======== Exercise material

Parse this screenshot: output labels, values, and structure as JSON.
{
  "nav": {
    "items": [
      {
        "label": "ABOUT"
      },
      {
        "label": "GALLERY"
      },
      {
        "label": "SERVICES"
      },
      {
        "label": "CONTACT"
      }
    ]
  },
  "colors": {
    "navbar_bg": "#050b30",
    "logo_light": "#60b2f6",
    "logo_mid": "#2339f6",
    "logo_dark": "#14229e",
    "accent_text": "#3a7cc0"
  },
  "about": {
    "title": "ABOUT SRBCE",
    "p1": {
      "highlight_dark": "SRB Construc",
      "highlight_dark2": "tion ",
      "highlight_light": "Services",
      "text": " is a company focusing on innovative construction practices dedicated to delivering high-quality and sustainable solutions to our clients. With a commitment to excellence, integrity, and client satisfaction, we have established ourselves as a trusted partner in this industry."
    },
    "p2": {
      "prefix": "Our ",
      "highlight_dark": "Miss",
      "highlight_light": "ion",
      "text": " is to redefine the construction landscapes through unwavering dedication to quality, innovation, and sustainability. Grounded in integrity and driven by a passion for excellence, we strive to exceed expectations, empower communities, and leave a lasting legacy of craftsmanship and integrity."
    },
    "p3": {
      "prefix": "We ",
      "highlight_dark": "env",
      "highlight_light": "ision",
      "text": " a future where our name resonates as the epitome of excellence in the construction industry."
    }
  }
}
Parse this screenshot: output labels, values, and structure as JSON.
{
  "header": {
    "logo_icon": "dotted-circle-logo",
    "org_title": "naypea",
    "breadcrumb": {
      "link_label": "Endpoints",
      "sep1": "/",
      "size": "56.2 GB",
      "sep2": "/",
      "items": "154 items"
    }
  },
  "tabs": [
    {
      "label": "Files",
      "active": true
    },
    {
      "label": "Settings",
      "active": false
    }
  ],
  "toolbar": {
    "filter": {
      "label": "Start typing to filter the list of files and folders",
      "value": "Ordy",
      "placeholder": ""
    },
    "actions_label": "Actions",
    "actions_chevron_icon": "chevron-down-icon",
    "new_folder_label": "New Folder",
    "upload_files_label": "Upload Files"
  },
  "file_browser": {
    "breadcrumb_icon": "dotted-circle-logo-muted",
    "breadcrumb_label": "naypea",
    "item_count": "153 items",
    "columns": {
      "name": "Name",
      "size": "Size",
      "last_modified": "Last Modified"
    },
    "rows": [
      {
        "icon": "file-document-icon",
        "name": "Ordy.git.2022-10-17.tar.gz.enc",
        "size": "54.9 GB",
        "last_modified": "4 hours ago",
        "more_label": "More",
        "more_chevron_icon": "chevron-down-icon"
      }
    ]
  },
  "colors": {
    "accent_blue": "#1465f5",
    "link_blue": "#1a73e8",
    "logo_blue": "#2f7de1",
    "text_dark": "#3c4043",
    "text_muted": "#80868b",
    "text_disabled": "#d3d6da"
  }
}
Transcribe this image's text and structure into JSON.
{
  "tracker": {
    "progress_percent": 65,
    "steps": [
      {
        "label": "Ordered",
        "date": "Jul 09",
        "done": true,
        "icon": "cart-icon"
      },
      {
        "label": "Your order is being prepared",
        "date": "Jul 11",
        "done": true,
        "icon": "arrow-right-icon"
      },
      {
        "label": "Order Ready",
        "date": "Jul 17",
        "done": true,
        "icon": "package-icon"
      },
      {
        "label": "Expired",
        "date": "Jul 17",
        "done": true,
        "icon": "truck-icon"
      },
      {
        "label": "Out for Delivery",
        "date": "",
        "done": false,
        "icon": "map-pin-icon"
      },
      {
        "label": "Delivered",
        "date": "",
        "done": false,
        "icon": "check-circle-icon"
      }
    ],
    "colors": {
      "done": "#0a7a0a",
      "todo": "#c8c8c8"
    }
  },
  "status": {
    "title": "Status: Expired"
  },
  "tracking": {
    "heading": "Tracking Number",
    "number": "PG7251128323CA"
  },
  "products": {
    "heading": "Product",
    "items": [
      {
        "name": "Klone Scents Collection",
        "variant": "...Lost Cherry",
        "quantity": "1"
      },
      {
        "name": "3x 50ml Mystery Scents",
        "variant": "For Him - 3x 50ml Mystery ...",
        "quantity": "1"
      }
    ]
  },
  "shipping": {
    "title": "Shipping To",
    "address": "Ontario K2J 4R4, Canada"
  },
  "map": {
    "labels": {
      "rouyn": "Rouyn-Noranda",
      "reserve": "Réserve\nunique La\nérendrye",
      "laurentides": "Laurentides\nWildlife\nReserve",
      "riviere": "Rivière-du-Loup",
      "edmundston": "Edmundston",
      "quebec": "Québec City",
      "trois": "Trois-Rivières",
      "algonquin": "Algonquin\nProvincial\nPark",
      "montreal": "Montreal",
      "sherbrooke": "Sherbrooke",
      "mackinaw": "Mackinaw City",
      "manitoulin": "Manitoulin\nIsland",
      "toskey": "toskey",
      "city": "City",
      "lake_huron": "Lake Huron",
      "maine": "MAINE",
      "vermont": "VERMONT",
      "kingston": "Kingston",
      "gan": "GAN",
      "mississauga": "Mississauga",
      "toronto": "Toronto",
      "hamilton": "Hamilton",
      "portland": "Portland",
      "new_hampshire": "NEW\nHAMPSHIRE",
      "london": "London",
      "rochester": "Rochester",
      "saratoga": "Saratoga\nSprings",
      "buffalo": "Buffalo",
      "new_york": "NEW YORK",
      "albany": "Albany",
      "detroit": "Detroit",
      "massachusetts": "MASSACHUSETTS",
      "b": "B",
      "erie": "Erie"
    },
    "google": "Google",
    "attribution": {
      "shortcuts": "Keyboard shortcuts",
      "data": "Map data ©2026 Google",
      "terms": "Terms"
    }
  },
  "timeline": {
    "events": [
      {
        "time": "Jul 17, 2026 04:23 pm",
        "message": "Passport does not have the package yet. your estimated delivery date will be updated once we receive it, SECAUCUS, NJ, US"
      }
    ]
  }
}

================

> _Requirement_
Transcribe each entry precisely, missing none.

> _The answer_
Parse this screenshot: output labels, values, and structure as JSON.
{
  "nav": {
    "items": [
      {
        "label": "ABOUT"
      },
      {
        "label": "GALLERY"
      },
      {
        "label": "SERVICES"
      },
      {
        "label": "CONTACT"
      }
    ]
  },
  "colors": {
    "navbar_bg": "#050b30",
    "logo_light": "#60b2f6",
    "logo_mid": "#2339f6",
    "logo_dark": "#14229e",
    "accent_text": "#3a7cc0"
  },
  "about": {
    "title": "ABOUT SRBCE",
    "p1": {
      "highlight_dark": "SRB Construc",
      "highlight_dark2": "tion ",
      "highlight_light": "Services",
      "text": " is a company focusing on innovative construction practices dedicated to delivering high-quality and sustainable solutions to our clients. With a commitment to excellence, integrity, and client satisfaction, we have established ourselves as a trusted partner in this industry."
    },
    "p2": {
      "prefix": "Our ",
      "highlight_dark": "Miss",
      "highlight_light": "ion",
      "text": " is to redefine the construction landscapes through unwavering dedication to quality, innovation, and sustainability. Grounded in integrity and driven by a passion for excellence, we strive to exceed expectations, empower communities, and leave a lasting legacy of craftsmanship and integrity."
    },
    "p3": {
      "prefix": "We ",
      "highlight_dark": "env",
      "highlight_light": "ision",
      "text": " a future where our name resonates as the epitome of excellence in the construction industry."
    }
  }
}
Parse this screenshot: output labels, values, and structure as JSON.
{
  "header": {
    "logo_icon": "dotted-circle-logo",
    "org_title": "naypea",
    "breadcrumb": {
      "link_label": "Endpoints",
      "sep1": "/",
      "size": "56.2 GB",
      "sep2": "/",
      "items": "154 items"
    }
  },
  "tabs": [
    {
      "label": "Files",
      "active": true
    },
    {
      "label": "Settings",
      "active": false
    }
  ],
  "toolbar": {
    "filter": {
      "label": "Start typing to filter the list of files and folders",
      "value": "Ordy",
      "placeholder": ""
    },
    "actions_label": "Actions",
    "actions_chevron_icon": "chevron-down-icon",
    "new_folder_label": "New Folder",
    "upload_files_label": "Upload Files"
  },
  "file_browser": {
    "breadcrumb_icon": "dotted-circle-logo-muted",
    "breadcrumb_label": "naypea",
    "item_count": "153 items",
    "columns": {
      "name": "Name",
      "size": "Size",
      "last_modified": "Last Modified"
    },
    "rows": [
      {
        "icon": "file-document-icon",
        "name": "Ordy.git.2022-10-17.tar.gz.enc",
        "size": "54.9 GB",
        "last_modified": "4 hours ago",
        "more_label": "More",
        "more_chevron_icon": "chevron-down-icon"
      }
    ]
  },
  "colors": {
    "accent_blue": "#1465f5",
    "link_blue": "#1a73e8",
    "logo_blue": "#2f7de1",
    "text_dark": "#3c4043",
    "text_muted": "#80868b",
    "text_disabled": "#d3d6da"
  }
}
Transcribe this image's text and structure into JSON.
{
  "tracker": {
    "progress_percent": 65,
    "steps": [
      {
        "label": "Ordered",
        "date": "Jul 09",
        "done": true,
        "icon": "cart-icon"
      },
      {
        "label": "Your order is being prepared",
        "date": "Jul 11",
        "done": true,
        "icon": "arrow-right-icon"
      },
      {
        "label": "Order Ready",
        "date": "Jul 17",
        "done": true,
        "icon": "package-icon"
      },
      {
        "label": "Expired",
        "date": "Jul 17",
        "done": true,
        "icon": "truck-icon"
      },
      {
        "label": "Out for Delivery",
        "date": "",
        "done": false,
        "icon": "map-pin-icon"
      },
      {
        "label": "Delivered",
        "date": "",
        "done": false,
        "icon": "check-circle-icon"
      }
    ],
    "colors": {
      "done": "#0a7a0a",
      "todo": "#c8c8c8"
    }
  },
  "status": {
    "title": "Status: Expired"
  },
  "tracking": {
    "heading": "Tracking Number",
    "number": "PG7251128323CA"
  },
  "products": {
    "heading": "Product",
    "items": [
      {
        "name": "Klone Scents Collection",
        "variant": "...Lost Cherry",
        "quantity": "1"
      },
      {
        "name": "3x 50ml Mystery Scents",
        "variant": "For Him - 3x 50ml Mystery ...",
        "quantity": "1"
      }
    ]
  },
  "shipping": {
    "title": "Shipping To",
    "address": "Ontario K2J 4R4, Canada"
  },
  "map": {
    "labels": {
      "rouyn": "Rouyn-Noranda",
      "reserve": "Réserve\nunique La\nérendrye",
      "laurentides": "Laurentides\nWildlife\nReserve",
      "riviere": "Rivière-du-Loup",
      "edmundston": "Edmundston",
      "quebec": "Québec City",
      "trois": "Trois-Rivières",
      "algonquin": "Algonquin\nProvincial\nPark",
      "montreal": "Montreal",
      "sherbrooke": "Sherbrooke",
      "mackinaw": "Mackinaw City",
      "manitoulin": "Manitoulin\nIsland",
      "toskey": "toskey",
      "city": "City",
      "lake_huron": "Lake Huron",
      "maine": "MAINE",
      "vermont": "VERMONT",
      "kingston": "Kingston",
      "gan": "GAN",
      "mississauga": "Mississauga",
      "toronto": "Toronto",
      "hamilton": "Hamilton",
      "portland": "Portland",
      "new_hampshire": "NEW\nHAMPSHIRE",
      "london": "London",
      "rochester": "Rochester",
      "saratoga": "Saratoga\nSprings",
      "buffalo": "Buffalo",
      "new_york": "NEW YORK",
      "albany": "Albany",
      "detroit": "Detroit",
      "massachusetts": "MASSACHUSETTS",
      "b": "B",
      "erie": "Erie"
    },
    "google": "Google",
    "attribution": {
      "shortcuts": "Keyboard shortcuts",
      "data": "Map data ©2026 Google",
      "terms": "Terms"
    }
  },
  "timeline": {
    "events": [
      {
        "time": "Jul 17, 2026 04:23 pm",
        "message": "Passport does not have the package yet. your estimated delivery date will be updated once we receive it, SECAUCUS, NJ, US"
      }
    ]
  }
}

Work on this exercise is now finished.